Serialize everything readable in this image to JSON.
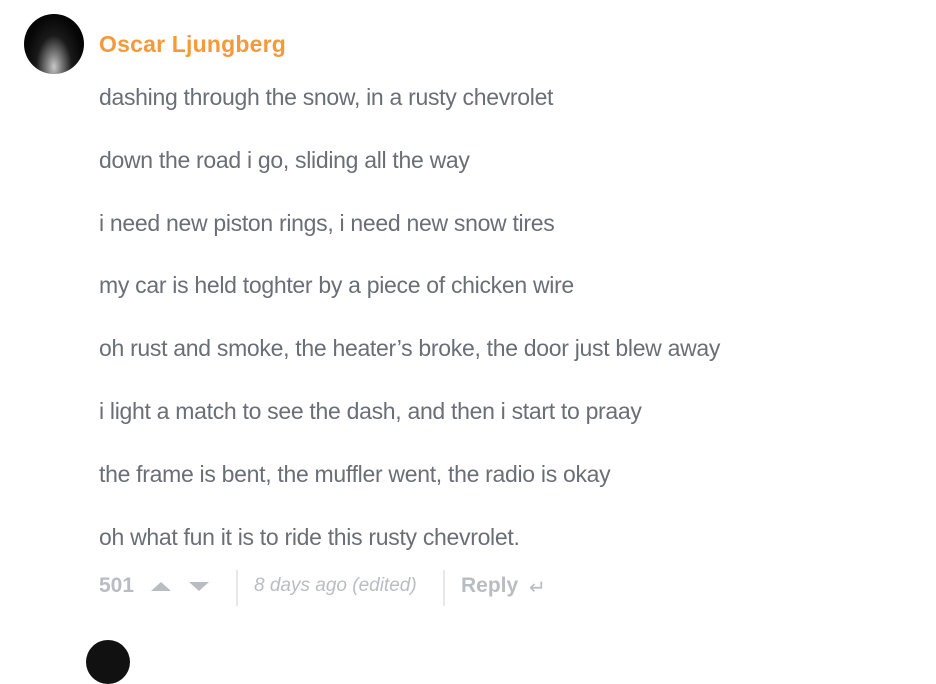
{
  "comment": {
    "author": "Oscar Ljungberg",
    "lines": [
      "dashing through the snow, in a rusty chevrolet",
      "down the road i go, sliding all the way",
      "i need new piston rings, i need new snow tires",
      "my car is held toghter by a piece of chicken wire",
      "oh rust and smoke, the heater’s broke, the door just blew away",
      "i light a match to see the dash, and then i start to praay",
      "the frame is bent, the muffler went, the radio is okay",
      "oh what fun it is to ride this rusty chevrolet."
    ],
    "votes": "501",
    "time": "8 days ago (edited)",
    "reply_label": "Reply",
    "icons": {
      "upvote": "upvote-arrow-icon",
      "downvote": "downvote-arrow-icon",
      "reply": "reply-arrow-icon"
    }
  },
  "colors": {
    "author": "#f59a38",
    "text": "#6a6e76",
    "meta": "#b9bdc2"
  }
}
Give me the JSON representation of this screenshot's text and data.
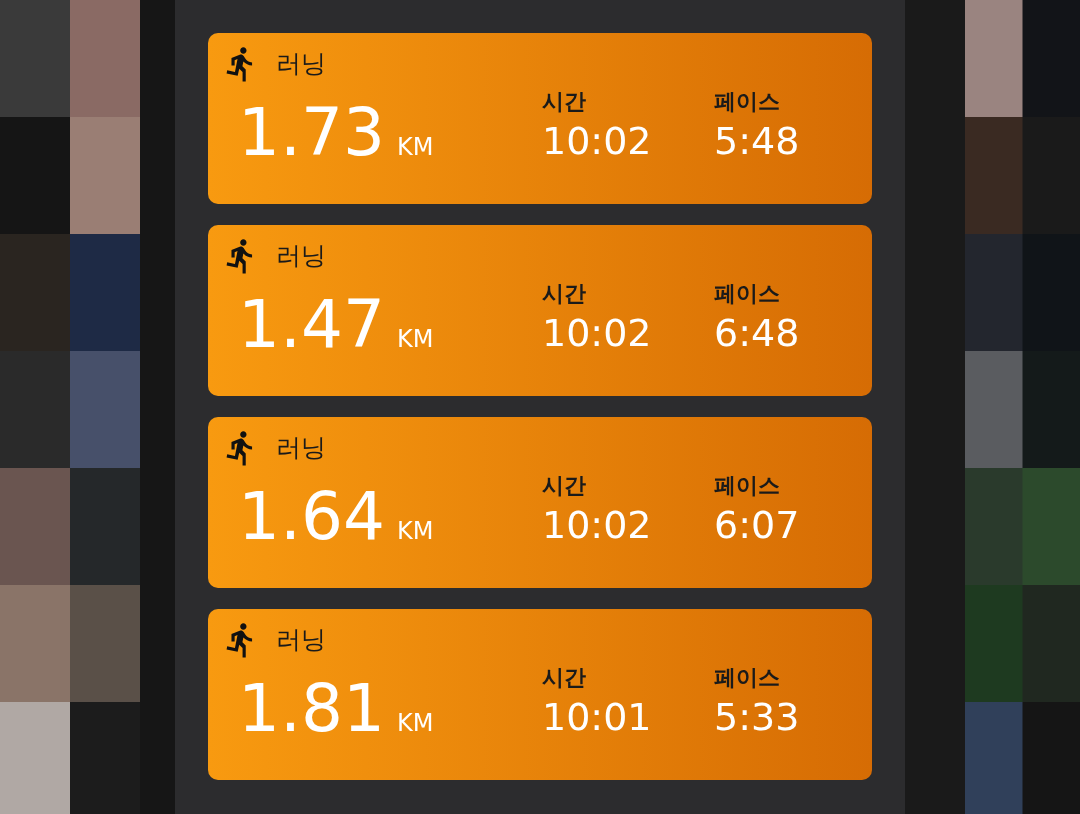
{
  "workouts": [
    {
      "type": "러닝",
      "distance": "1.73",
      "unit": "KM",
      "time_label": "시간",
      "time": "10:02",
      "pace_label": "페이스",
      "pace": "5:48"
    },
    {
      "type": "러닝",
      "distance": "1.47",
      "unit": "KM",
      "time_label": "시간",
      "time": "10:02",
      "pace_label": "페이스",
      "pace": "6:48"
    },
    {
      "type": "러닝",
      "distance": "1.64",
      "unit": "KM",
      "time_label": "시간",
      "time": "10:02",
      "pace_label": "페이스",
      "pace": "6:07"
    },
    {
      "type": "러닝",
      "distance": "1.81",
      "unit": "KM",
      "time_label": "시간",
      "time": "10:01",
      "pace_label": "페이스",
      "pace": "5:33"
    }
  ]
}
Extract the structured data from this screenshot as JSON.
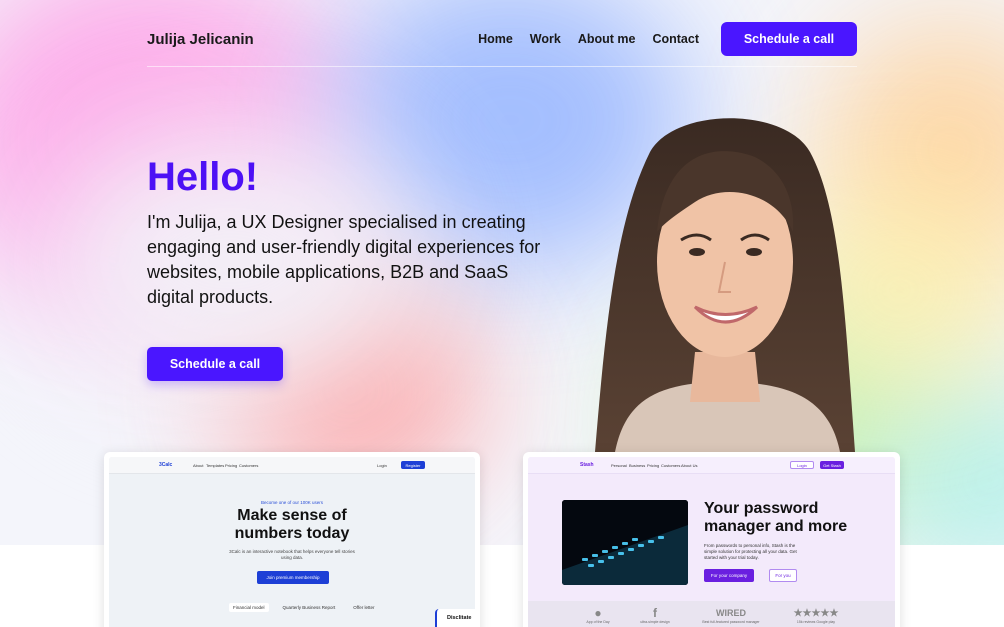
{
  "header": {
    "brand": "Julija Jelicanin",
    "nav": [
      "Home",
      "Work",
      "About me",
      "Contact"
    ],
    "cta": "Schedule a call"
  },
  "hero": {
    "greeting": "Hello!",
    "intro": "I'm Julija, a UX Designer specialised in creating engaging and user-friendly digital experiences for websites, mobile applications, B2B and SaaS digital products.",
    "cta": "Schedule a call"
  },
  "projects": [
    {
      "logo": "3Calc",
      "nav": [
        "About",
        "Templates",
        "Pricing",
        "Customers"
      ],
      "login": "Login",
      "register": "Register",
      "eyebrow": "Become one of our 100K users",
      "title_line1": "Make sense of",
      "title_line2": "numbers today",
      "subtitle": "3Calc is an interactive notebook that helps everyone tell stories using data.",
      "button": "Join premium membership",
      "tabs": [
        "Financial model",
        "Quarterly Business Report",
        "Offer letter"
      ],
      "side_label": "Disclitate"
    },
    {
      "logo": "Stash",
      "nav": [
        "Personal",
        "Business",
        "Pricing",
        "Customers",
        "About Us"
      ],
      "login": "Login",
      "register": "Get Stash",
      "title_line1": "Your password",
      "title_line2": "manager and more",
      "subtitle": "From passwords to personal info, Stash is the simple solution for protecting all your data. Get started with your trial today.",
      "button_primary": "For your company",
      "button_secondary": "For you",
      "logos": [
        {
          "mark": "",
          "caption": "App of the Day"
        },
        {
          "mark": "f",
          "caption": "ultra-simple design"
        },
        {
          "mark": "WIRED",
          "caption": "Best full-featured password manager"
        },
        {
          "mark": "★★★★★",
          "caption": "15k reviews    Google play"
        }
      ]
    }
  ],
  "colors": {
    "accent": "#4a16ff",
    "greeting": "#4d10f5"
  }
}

——————————

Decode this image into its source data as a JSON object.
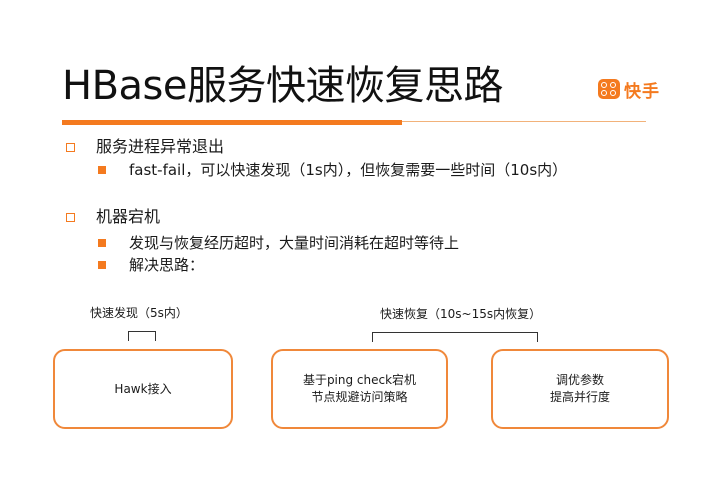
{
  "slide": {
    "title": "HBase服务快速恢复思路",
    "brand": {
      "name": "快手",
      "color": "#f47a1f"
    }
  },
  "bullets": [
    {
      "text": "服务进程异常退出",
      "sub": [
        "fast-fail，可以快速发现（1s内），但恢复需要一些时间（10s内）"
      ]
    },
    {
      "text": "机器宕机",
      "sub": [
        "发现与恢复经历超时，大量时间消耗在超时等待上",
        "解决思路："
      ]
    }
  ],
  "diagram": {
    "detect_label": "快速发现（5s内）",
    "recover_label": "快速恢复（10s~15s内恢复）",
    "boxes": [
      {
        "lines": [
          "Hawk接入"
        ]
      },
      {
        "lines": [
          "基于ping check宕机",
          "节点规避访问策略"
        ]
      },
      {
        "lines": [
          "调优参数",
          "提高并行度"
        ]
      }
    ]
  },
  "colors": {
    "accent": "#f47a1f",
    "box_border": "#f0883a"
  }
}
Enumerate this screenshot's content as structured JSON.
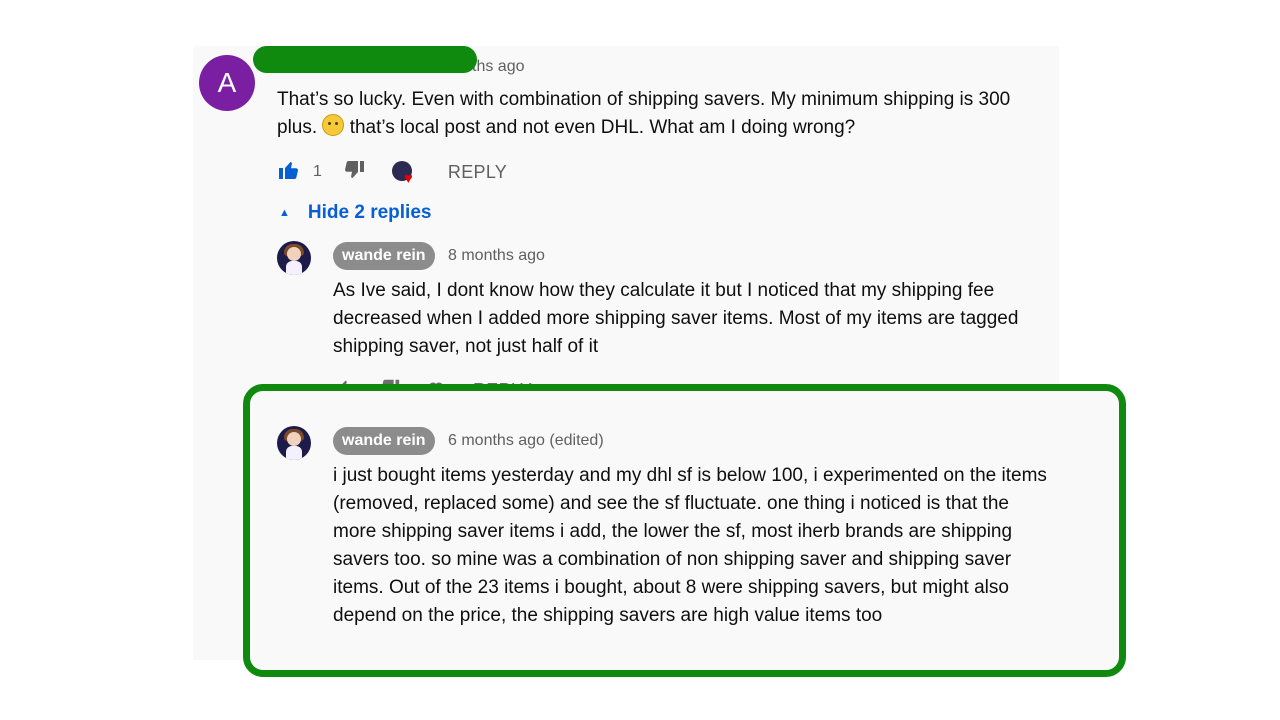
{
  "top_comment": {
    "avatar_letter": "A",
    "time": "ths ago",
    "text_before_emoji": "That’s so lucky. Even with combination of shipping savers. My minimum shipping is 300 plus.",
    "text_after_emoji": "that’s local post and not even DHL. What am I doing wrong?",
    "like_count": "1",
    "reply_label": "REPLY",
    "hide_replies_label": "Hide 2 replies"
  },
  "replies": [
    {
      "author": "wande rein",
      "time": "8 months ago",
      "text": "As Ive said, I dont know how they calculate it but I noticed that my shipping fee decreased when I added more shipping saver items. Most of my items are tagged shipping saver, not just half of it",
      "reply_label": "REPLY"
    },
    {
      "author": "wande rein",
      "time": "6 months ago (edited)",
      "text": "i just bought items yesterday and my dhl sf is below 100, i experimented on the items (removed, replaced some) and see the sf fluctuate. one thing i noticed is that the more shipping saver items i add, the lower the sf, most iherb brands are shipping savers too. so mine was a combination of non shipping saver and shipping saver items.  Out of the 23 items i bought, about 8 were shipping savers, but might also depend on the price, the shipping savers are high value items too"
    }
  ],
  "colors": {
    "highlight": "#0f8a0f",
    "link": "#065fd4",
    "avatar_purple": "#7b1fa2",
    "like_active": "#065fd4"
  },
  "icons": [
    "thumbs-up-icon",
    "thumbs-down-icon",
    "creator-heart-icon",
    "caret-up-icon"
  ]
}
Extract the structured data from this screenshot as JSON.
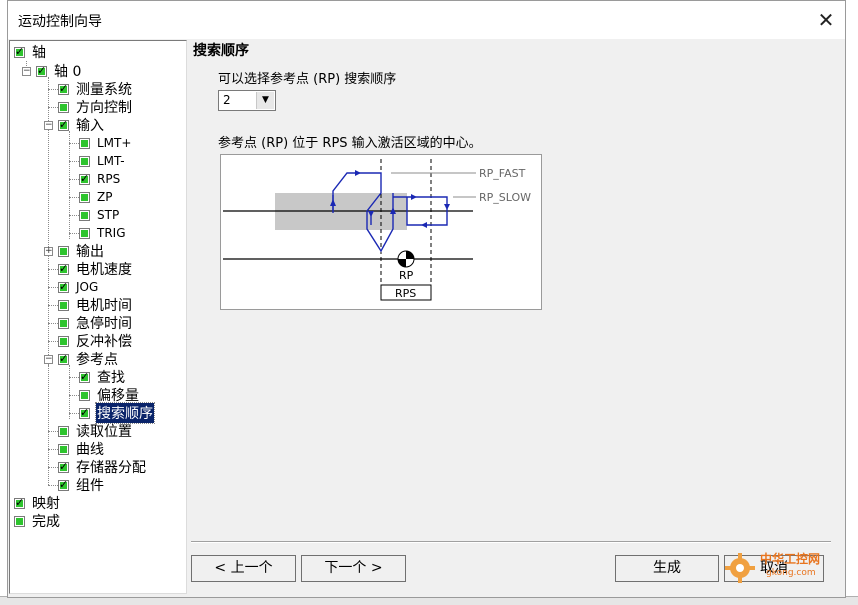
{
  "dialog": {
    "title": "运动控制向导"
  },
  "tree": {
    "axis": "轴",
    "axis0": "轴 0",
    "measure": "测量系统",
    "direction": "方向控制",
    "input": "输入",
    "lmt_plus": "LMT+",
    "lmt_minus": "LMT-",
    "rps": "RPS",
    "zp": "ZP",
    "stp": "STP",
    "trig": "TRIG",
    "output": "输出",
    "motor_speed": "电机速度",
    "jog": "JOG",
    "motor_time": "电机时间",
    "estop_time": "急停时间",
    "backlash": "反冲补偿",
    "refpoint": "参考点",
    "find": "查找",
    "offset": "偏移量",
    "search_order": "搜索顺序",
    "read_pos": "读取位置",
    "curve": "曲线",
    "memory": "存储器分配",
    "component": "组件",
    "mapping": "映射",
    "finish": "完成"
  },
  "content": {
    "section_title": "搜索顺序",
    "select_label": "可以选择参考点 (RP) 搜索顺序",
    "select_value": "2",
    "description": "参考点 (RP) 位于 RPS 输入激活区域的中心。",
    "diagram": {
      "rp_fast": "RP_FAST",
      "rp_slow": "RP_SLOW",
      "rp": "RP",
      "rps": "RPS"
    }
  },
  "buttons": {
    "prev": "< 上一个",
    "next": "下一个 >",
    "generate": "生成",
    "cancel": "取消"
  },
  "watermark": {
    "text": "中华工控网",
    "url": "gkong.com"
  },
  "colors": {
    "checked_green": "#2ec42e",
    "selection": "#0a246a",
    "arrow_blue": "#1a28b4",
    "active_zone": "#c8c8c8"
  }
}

——————————

Copy out every line of the material above that mentions the word "savers".

▶ _Output for this exercise_:
    "text_before_emoji": "That’s so lucky. Even with combination of shipping savers. My minimum shipping is 300 plus.",
      "text": "i just bought items yesterday and my dhl sf is below 100, i experimented on the items (removed, replaced some) and see the sf fluctuate. one thing i noticed is that the more shipping saver items i add, the lower the sf, most iherb brands are shipping savers too. so mine was a combination of non shipping saver and shipping saver items.  Out of the 23 items i bought, about 8 were shipping savers, but might also depend on the price, the shipping savers are high value items too"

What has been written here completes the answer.